-------- Working data
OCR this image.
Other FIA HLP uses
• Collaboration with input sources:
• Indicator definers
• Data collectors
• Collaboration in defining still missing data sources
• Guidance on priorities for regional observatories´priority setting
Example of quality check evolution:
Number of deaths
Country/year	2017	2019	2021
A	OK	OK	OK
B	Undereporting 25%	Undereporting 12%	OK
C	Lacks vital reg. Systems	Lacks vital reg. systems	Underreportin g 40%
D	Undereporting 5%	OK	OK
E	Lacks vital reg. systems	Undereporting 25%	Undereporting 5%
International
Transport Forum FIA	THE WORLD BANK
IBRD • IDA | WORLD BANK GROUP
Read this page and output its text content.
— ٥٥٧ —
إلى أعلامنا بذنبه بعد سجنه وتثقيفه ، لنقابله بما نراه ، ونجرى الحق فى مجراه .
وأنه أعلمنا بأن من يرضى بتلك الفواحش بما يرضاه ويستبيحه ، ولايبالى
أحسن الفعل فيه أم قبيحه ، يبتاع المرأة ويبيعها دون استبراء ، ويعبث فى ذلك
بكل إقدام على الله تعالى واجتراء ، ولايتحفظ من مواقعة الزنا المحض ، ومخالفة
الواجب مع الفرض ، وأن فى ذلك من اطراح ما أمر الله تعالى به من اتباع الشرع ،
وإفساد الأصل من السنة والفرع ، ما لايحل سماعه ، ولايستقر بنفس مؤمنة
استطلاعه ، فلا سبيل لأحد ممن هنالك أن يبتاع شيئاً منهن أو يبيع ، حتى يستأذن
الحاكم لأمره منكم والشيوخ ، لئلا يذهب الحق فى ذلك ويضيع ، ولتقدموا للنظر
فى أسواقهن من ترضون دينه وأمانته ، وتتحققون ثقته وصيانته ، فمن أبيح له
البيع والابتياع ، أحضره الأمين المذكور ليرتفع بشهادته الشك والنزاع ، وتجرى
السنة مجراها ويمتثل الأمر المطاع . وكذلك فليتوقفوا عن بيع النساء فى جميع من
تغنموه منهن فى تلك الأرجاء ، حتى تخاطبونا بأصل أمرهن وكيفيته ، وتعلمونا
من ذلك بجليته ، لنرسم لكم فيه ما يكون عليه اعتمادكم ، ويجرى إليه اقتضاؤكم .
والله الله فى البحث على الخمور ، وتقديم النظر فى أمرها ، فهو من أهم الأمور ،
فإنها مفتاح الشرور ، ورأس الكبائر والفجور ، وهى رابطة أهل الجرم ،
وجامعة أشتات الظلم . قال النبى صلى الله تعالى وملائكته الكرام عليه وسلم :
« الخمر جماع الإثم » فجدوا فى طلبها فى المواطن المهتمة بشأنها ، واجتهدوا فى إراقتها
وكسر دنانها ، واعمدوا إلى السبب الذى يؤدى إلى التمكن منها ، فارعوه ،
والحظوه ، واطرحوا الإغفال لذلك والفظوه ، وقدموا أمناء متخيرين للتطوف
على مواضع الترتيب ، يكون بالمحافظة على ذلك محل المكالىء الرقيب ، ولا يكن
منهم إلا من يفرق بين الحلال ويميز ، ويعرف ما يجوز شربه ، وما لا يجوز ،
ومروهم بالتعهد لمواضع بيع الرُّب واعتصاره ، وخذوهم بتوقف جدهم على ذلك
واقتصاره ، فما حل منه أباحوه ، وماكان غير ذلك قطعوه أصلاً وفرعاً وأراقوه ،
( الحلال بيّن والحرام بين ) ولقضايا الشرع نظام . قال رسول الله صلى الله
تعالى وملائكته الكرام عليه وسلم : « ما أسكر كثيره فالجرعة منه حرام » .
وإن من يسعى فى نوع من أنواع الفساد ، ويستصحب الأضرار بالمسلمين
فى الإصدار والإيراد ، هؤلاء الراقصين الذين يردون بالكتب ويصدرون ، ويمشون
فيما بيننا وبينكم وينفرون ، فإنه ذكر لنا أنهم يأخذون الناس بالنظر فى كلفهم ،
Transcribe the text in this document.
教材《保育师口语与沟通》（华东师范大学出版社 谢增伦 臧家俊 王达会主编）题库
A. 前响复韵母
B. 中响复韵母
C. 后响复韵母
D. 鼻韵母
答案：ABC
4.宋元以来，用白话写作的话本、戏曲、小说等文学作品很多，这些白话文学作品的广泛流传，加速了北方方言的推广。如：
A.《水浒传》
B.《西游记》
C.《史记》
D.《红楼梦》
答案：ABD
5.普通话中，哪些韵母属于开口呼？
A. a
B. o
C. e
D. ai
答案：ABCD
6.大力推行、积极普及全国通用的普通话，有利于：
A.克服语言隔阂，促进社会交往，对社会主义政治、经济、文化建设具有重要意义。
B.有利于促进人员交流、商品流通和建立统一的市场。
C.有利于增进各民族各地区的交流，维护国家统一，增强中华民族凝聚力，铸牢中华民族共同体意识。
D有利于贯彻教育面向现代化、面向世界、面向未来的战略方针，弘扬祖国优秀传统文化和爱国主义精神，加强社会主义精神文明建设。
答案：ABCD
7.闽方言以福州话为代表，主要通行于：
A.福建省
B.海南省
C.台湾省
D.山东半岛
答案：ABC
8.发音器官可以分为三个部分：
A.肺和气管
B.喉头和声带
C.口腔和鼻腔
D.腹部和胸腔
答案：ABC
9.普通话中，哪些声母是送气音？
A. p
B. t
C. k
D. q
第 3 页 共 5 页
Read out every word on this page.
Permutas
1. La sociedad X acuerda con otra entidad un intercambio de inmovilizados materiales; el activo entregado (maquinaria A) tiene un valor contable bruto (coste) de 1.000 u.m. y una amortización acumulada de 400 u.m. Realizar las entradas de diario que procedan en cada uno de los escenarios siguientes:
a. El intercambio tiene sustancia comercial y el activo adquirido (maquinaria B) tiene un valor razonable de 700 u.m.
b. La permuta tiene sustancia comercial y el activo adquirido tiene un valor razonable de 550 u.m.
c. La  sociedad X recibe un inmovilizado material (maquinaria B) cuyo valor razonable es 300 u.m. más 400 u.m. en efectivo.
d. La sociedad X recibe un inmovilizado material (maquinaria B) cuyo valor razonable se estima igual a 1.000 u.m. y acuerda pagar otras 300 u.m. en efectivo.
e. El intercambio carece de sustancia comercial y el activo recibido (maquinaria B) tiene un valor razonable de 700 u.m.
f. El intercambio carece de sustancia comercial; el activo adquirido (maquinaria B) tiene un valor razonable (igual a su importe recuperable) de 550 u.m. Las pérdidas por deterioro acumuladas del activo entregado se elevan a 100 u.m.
----------------
Exercise brief: Please set down each line of the records exactly as given.

The output:
OCR this image.
Other FIA HLP uses
• Collaboration with input sources:
• Indicator definers
• Data collectors
• Collaboration in defining still missing data sources
• Guidance on priorities for regional observatories´priority setting
Example of quality check evolution:
Number of deaths
Country/year	2017	2019	2021
A	OK	OK	OK
B	Undereporting 25%	Undereporting 12%	OK
C	Lacks vital reg. Systems	Lacks vital reg. systems	Underreportin g 40%
D	Undereporting 5%	OK	OK
E	Lacks vital reg. systems	Undereporting 25%	Undereporting 5%
International
Transport Forum FIA	THE WORLD BANK
IBRD • IDA | WORLD BANK GROUP
Read this page and output its text content.
— ٥٥٧ —
إلى أعلامنا بذنبه بعد سجنه وتثقيفه ، لنقابله بما نراه ، ونجرى الحق فى مجراه .
وأنه أعلمنا بأن من يرضى بتلك الفواحش بما يرضاه ويستبيحه ، ولايبالى
أحسن الفعل فيه أم قبيحه ، يبتاع المرأة ويبيعها دون استبراء ، ويعبث فى ذلك
بكل إقدام على الله تعالى واجتراء ، ولايتحفظ من مواقعة الزنا المحض ، ومخالفة
الواجب مع الفرض ، وأن فى ذلك من اطراح ما أمر الله تعالى به من اتباع الشرع ،
وإفساد الأصل من السنة والفرع ، ما لايحل سماعه ، ولايستقر بنفس مؤمنة
استطلاعه ، فلا سبيل لأحد ممن هنالك أن يبتاع شيئاً منهن أو يبيع ، حتى يستأذن
الحاكم لأمره منكم والشيوخ ، لئلا يذهب الحق فى ذلك ويضيع ، ولتقدموا للنظر
فى أسواقهن من ترضون دينه وأمانته ، وتتحققون ثقته وصيانته ، فمن أبيح له
البيع والابتياع ، أحضره الأمين المذكور ليرتفع بشهادته الشك والنزاع ، وتجرى
السنة مجراها ويمتثل الأمر المطاع . وكذلك فليتوقفوا عن بيع النساء فى جميع من
تغنموه منهن فى تلك الأرجاء ، حتى تخاطبونا بأصل أمرهن وكيفيته ، وتعلمونا
من ذلك بجليته ، لنرسم لكم فيه ما يكون عليه اعتمادكم ، ويجرى إليه اقتضاؤكم .
والله الله فى البحث على الخمور ، وتقديم النظر فى أمرها ، فهو من أهم الأمور ،
فإنها مفتاح الشرور ، ورأس الكبائر والفجور ، وهى رابطة أهل الجرم ،
وجامعة أشتات الظلم . قال النبى صلى الله تعالى وملائكته الكرام عليه وسلم :
« الخمر جماع الإثم » فجدوا فى طلبها فى المواطن المهتمة بشأنها ، واجتهدوا فى إراقتها
وكسر دنانها ، واعمدوا إلى السبب الذى يؤدى إلى التمكن منها ، فارعوه ،
والحظوه ، واطرحوا الإغفال لذلك والفظوه ، وقدموا أمناء متخيرين للتطوف
على مواضع الترتيب ، يكون بالمحافظة على ذلك محل المكالىء الرقيب ، ولا يكن
منهم إلا من يفرق بين الحلال ويميز ، ويعرف ما يجوز شربه ، وما لا يجوز ،
ومروهم بالتعهد لمواضع بيع الرُّب واعتصاره ، وخذوهم بتوقف جدهم على ذلك
واقتصاره ، فما حل منه أباحوه ، وماكان غير ذلك قطعوه أصلاً وفرعاً وأراقوه ،
( الحلال بيّن والحرام بين ) ولقضايا الشرع نظام . قال رسول الله صلى الله
تعالى وملائكته الكرام عليه وسلم : « ما أسكر كثيره فالجرعة منه حرام » .
وإن من يسعى فى نوع من أنواع الفساد ، ويستصحب الأضرار بالمسلمين
فى الإصدار والإيراد ، هؤلاء الراقصين الذين يردون بالكتب ويصدرون ، ويمشون
فيما بيننا وبينكم وينفرون ، فإنه ذكر لنا أنهم يأخذون الناس بالنظر فى كلفهم ،
Transcribe the text in this document.
教材《保育师口语与沟通》（华东师范大学出版社 谢增伦 臧家俊 王达会主编）题库
A. 前响复韵母
B. 中响复韵母
C. 后响复韵母
D. 鼻韵母
答案：ABC
4.宋元以来，用白话写作的话本、戏曲、小说等文学作品很多，这些白话文学作品的广泛流传，加速了北方方言的推广。如：
A.《水浒传》
B.《西游记》
C.《史记》
D.《红楼梦》
答案：ABD
5.普通话中，哪些韵母属于开口呼？
A. a
B. o
C. e
D. ai
答案：ABCD
6.大力推行、积极普及全国通用的普通话，有利于：
A.克服语言隔阂，促进社会交往，对社会主义政治、经济、文化建设具有重要意义。
B.有利于促进人员交流、商品流通和建立统一的市场。
C.有利于增进各民族各地区的交流，维护国家统一，增强中华民族凝聚力，铸牢中华民族共同体意识。
D有利于贯彻教育面向现代化、面向世界、面向未来的战略方针，弘扬祖国优秀传统文化和爱国主义精神，加强社会主义精神文明建设。
答案：ABCD
7.闽方言以福州话为代表，主要通行于：
A.福建省
B.海南省
C.台湾省
D.山东半岛
答案：ABC
8.发音器官可以分为三个部分：
A.肺和气管
B.喉头和声带
C.口腔和鼻腔
D.腹部和胸腔
答案：ABC
9.普通话中，哪些声母是送气音？
A. p
B. t
C. k
D. q
第 3 页 共 5 页
Read out every word on this page.
Permutas
1. La sociedad X acuerda con otra entidad un intercambio de inmovilizados materiales; el activo entregado (maquinaria A) tiene un valor contable bruto (coste) de 1.000 u.m. y una amortización acumulada de 400 u.m. Realizar las entradas de diario que procedan en cada uno de los escenarios siguientes:
a. El intercambio tiene sustancia comercial y el activo adquirido (maquinaria B) tiene un valor razonable de 700 u.m.
b. La permuta tiene sustancia comercial y el activo adquirido tiene un valor razonable de 550 u.m.
c. La  sociedad X recibe un inmovilizado material (maquinaria B) cuyo valor razonable es 300 u.m. más 400 u.m. en efectivo.
d. La sociedad X recibe un inmovilizado material (maquinaria B) cuyo valor razonable se estima igual a 1.000 u.m. y acuerda pagar otras 300 u.m. en efectivo.
e. El intercambio carece de sustancia comercial y el activo recibido (maquinaria B) tiene un valor razonable de 700 u.m.
f. El intercambio carece de sustancia comercial; el activo adquirido (maquinaria B) tiene un valor razonable (igual a su importe recuperable) de 550 u.m. Las pérdidas por deterioro acumuladas del activo entregado se elevan a 100 u.m.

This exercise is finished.